## Records to use:
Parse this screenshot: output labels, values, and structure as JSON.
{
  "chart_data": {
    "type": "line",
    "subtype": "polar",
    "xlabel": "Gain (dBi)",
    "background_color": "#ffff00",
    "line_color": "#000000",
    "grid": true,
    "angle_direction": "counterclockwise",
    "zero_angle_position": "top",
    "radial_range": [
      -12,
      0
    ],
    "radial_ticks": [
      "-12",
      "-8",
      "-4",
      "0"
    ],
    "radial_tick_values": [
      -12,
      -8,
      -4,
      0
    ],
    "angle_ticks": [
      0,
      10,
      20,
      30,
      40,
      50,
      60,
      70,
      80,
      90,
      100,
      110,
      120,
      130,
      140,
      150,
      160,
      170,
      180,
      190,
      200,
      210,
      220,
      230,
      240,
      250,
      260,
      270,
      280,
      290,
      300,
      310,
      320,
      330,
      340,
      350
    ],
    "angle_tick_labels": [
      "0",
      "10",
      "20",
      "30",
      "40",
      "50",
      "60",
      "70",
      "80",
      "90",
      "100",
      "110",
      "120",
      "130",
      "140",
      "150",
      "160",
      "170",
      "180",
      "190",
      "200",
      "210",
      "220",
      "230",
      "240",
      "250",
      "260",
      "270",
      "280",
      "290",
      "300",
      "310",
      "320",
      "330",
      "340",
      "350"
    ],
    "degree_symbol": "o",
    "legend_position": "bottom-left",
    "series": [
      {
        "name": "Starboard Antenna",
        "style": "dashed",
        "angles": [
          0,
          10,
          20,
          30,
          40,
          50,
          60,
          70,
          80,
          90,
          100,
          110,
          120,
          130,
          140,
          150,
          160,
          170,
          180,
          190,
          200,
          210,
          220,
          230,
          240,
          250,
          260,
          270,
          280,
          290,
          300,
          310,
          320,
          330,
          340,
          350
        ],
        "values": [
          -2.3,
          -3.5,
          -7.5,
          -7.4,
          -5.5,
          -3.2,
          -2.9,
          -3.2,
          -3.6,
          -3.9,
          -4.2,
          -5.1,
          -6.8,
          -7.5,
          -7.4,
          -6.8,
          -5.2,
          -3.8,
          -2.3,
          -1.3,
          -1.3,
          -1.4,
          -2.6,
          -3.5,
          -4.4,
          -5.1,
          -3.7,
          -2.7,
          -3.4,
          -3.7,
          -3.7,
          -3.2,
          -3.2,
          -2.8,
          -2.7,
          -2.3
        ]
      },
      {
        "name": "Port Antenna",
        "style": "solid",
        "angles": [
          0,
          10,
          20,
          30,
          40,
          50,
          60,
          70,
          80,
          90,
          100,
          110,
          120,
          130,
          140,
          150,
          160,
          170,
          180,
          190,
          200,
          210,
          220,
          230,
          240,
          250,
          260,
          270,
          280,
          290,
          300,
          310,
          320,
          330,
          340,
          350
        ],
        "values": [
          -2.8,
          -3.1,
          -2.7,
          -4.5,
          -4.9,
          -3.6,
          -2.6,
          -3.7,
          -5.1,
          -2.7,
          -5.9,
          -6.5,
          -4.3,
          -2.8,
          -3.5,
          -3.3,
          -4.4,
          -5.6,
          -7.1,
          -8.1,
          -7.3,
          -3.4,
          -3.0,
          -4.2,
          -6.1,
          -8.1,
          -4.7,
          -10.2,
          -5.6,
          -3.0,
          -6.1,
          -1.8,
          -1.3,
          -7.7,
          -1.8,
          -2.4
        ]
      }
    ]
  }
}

## Written request:
Using the listing, copy every line where the word "Antenna" shows up.

## Solution for this problem:
        "name": "Starboard Antenna",
        "name": "Port Antenna",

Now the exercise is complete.